**Problem to work on:** Gather all lines in the data that hold the string "осуществление".

**Dataset entries:**
#####

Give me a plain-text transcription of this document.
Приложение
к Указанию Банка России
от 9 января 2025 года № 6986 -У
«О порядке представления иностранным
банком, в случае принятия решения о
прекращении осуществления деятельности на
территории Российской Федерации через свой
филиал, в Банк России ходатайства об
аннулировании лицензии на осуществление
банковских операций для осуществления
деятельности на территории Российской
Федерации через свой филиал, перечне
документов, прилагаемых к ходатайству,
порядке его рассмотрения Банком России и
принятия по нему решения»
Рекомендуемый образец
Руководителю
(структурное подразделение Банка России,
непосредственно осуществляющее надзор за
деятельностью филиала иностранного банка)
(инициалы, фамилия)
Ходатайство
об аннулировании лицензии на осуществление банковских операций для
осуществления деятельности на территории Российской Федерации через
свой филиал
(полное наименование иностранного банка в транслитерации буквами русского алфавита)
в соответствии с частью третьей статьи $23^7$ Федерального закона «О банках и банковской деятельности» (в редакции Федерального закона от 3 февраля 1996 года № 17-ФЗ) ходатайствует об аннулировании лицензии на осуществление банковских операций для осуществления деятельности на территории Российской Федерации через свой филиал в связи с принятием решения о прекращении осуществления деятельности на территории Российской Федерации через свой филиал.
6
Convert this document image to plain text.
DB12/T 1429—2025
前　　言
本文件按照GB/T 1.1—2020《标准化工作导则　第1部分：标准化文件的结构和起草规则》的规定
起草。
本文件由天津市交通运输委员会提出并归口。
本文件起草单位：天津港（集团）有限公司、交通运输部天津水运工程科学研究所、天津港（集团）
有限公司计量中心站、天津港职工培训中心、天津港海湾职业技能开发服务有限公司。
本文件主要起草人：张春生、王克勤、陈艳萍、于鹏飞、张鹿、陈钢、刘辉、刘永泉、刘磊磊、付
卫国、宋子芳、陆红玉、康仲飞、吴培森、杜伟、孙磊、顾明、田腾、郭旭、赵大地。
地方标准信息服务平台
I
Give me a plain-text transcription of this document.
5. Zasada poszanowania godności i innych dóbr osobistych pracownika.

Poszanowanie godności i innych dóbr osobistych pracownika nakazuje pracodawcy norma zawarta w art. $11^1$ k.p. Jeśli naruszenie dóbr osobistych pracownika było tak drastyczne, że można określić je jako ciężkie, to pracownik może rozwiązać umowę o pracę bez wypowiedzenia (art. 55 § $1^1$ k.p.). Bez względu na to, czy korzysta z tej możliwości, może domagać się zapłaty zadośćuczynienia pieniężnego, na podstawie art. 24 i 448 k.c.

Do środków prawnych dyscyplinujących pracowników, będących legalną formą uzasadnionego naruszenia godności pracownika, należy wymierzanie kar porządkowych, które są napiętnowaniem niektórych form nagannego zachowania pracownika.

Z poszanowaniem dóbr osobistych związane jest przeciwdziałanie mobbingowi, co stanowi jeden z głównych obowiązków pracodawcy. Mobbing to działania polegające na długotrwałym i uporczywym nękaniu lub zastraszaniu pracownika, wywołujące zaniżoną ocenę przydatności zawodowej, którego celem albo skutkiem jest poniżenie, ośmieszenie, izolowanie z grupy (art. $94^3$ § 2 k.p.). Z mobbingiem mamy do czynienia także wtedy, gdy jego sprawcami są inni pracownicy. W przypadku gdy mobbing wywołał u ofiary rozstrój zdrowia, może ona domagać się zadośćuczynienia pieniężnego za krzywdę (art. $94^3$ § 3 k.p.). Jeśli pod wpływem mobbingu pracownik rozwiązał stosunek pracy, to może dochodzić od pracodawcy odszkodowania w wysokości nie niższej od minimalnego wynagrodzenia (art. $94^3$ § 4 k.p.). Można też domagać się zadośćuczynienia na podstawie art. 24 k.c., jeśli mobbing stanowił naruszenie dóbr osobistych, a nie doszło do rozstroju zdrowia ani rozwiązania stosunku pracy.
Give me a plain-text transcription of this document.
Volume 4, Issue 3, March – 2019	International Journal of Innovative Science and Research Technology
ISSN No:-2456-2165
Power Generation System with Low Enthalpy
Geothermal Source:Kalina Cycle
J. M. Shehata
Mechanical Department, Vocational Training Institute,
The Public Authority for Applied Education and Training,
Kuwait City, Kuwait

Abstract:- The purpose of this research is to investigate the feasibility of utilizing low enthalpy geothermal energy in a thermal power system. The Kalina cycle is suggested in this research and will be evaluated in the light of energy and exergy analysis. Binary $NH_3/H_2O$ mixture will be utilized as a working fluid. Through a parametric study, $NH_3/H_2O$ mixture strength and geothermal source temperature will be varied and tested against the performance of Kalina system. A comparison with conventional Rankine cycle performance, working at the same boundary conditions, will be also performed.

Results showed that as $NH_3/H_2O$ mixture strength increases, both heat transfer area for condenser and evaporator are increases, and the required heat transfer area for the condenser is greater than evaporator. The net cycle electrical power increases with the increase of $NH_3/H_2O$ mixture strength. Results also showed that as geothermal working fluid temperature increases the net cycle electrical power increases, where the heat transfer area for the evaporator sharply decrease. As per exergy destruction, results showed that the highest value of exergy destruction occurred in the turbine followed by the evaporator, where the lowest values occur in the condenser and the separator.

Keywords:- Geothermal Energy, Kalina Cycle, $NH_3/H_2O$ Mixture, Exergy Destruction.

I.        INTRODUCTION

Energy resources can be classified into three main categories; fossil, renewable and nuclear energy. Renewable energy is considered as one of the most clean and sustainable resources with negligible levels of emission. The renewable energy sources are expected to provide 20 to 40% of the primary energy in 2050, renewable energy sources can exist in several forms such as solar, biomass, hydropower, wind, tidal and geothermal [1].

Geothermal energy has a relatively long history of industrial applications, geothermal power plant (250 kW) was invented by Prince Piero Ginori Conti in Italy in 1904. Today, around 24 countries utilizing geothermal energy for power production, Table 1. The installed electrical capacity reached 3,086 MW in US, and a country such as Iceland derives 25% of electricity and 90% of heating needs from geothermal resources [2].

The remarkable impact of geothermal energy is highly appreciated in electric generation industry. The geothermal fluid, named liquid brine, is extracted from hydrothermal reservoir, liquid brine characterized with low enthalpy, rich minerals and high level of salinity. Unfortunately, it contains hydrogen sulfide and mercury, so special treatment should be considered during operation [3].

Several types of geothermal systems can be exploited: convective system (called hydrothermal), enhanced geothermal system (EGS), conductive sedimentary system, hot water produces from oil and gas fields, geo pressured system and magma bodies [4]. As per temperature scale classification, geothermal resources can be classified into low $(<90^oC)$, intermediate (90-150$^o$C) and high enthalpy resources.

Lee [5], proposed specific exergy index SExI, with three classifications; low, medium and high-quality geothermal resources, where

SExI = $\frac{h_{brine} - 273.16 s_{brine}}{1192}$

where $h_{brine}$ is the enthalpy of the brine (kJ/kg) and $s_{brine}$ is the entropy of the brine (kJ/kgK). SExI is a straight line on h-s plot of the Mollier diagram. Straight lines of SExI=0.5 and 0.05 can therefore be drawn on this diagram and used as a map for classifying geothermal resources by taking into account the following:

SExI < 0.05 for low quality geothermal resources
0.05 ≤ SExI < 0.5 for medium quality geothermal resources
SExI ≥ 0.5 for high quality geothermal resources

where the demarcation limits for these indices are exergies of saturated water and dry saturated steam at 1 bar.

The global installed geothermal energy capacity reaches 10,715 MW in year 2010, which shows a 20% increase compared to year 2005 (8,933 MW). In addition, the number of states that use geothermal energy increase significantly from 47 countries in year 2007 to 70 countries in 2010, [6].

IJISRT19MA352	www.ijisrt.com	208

#####

**Answer to this problem:**
аннулировании лицензии на осуществление
об аннулировании лицензии на осуществление банковских операций для
в соответствии с частью третьей статьи $23^7$ Федерального закона «О банках и банковской деятельности» (в редакции Федерального закона от 3 февраля 1996 года № 17-ФЗ) ходатайствует об аннулировании лицензии на осуществление банковских операций для осуществления деятельности на территории Российской Федерации через свой филиал в связи с принятием решения о прекращении осуществления деятельности на территории Российской Федерации через свой филиал.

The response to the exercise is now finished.